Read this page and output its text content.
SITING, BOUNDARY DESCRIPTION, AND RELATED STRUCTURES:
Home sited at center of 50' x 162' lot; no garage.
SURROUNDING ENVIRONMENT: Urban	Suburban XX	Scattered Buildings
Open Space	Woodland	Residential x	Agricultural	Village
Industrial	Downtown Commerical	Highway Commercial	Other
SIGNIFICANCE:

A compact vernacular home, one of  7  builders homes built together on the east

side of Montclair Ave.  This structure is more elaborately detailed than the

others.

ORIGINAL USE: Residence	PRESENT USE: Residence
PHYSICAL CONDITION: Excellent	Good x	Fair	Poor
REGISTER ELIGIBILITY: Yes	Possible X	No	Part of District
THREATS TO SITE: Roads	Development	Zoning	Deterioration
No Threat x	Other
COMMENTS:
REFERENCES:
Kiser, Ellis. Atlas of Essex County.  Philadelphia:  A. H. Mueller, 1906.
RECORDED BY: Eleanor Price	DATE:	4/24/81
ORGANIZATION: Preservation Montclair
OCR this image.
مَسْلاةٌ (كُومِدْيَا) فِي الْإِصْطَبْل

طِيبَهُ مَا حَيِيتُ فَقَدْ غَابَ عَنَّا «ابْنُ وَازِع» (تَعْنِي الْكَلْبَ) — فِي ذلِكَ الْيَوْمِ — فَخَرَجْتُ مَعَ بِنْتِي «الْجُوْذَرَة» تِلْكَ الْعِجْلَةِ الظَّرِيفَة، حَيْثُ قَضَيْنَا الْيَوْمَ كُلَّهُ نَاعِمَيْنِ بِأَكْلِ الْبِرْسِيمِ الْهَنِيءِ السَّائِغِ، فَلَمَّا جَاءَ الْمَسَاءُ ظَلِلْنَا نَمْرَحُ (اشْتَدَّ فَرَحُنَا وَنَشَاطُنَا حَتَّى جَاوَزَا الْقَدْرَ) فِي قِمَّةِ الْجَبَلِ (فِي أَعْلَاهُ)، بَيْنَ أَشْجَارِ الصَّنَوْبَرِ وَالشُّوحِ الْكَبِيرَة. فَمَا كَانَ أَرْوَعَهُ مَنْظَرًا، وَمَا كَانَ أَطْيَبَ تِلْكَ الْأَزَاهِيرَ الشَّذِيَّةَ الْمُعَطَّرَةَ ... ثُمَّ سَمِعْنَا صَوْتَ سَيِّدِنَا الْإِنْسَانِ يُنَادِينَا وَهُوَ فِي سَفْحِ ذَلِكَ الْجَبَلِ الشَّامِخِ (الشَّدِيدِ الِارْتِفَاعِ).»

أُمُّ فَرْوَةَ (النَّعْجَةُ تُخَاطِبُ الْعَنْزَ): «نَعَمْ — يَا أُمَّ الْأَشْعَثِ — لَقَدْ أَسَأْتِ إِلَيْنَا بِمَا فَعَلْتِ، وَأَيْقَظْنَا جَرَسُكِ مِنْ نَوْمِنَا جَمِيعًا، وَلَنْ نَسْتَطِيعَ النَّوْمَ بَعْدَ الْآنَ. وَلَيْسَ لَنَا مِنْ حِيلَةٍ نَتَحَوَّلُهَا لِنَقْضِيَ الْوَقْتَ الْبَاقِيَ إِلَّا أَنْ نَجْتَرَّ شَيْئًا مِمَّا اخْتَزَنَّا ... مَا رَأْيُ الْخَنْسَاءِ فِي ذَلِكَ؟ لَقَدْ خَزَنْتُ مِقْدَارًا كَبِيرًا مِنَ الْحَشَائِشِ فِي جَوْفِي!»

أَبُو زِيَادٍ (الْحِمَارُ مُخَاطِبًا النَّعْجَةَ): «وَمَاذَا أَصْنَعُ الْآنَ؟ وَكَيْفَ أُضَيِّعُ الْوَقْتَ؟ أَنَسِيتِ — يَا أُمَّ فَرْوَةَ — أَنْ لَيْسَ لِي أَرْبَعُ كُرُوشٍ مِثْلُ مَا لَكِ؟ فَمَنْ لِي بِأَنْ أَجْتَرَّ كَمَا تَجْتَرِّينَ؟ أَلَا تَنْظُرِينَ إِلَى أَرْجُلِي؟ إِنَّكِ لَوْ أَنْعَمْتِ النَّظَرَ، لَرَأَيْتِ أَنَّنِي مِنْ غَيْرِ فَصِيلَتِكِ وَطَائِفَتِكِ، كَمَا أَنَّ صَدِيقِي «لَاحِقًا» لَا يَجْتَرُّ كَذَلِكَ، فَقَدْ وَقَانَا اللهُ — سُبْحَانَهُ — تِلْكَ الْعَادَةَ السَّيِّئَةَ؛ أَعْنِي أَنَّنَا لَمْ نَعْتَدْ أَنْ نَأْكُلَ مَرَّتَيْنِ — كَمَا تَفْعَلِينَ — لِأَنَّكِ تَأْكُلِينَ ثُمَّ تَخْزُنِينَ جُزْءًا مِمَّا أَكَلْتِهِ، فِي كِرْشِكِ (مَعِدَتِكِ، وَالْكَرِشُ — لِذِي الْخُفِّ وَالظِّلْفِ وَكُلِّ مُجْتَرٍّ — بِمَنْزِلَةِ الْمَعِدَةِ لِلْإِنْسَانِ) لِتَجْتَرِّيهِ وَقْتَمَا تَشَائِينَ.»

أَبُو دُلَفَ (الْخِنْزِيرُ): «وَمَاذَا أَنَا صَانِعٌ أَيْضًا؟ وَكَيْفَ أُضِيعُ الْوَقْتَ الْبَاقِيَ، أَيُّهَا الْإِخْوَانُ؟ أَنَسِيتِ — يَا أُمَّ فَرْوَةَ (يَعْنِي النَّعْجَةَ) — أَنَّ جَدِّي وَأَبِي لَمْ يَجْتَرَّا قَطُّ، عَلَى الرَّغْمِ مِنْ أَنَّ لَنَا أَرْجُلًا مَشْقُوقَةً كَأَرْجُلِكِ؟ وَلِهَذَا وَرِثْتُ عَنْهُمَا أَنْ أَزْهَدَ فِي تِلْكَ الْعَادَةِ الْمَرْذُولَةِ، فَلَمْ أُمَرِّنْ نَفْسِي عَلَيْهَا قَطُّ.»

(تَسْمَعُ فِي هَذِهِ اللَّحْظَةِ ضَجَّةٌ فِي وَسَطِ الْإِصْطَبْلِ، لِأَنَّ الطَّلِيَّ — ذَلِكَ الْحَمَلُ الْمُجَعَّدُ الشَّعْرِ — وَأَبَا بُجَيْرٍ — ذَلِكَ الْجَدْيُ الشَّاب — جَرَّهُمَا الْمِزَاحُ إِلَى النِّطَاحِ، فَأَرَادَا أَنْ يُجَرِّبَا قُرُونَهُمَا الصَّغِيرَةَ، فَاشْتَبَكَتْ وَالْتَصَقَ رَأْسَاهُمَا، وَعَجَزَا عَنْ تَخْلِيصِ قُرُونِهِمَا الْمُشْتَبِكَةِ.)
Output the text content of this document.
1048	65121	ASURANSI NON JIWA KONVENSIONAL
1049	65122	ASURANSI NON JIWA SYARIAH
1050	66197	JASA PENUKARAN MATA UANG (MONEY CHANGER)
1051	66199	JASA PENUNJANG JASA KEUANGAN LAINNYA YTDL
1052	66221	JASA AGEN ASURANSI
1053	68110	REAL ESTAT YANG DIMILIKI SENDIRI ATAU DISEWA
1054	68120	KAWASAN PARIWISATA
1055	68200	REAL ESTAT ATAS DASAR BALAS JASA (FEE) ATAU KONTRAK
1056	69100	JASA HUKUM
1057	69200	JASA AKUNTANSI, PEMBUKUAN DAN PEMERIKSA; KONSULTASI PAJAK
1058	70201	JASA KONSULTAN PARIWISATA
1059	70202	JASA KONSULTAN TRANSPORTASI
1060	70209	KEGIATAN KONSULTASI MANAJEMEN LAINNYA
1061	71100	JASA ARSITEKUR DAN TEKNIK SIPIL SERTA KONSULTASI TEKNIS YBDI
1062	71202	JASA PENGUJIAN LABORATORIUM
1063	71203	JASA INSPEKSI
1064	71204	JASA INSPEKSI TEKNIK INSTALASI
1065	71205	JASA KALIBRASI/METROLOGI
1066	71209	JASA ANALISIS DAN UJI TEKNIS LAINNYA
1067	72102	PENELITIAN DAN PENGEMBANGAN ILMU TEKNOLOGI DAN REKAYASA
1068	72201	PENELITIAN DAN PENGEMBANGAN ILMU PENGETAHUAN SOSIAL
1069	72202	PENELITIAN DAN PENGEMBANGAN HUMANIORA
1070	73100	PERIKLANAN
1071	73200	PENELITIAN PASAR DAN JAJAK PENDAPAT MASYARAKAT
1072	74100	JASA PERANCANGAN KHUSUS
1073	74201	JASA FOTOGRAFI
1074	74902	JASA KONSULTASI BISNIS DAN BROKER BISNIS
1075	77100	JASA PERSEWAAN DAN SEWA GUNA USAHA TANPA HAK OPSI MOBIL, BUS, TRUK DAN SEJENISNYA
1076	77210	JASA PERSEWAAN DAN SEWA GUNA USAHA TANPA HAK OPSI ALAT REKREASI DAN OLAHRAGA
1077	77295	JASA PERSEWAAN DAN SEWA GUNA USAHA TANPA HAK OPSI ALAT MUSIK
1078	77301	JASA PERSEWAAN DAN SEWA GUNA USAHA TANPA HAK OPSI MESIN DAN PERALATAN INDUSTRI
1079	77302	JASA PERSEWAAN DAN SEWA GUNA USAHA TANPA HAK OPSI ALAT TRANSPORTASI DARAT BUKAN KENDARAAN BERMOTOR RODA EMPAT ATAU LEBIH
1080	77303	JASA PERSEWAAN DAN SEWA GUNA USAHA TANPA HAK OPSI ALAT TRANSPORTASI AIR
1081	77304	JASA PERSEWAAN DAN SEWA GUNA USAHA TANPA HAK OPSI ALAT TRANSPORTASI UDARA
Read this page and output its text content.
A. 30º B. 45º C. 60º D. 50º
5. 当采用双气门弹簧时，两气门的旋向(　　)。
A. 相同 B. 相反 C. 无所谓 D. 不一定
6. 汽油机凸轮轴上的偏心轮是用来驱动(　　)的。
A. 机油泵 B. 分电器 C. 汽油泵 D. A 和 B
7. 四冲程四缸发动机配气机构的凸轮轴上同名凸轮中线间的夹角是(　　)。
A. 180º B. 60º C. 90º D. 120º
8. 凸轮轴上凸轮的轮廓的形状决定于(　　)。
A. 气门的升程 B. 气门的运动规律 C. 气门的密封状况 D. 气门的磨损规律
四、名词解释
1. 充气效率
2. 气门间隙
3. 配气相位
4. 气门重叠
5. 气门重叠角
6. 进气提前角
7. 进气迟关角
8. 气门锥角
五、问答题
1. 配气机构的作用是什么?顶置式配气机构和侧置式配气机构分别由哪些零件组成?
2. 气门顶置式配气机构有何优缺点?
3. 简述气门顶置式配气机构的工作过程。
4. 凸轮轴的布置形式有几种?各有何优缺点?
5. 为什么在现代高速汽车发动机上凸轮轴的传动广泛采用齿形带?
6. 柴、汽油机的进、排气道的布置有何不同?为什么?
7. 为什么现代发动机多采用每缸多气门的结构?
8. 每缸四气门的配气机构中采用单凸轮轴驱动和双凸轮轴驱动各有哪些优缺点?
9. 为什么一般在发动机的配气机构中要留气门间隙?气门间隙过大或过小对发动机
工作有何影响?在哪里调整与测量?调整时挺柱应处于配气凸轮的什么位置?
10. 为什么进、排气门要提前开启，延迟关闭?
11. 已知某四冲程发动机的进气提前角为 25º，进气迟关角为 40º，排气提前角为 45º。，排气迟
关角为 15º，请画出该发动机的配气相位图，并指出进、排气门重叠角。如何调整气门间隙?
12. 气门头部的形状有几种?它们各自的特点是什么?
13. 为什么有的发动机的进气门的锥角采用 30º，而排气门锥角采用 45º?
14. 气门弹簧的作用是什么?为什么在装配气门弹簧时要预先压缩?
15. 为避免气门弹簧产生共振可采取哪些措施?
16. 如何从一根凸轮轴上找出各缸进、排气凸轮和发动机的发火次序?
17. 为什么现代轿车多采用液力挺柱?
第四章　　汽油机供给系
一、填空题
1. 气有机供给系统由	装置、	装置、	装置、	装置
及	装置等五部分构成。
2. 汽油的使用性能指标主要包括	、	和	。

++++++++++

__TASK INSTRUCTIONS__
In the listing above, find each line with the word "INSPEKSI" and copy it.

__FULL OUTPUT__
1063	71203	JASA INSPEKSI
1064	71204	JASA INSPEKSI TEKNIK INSTALASI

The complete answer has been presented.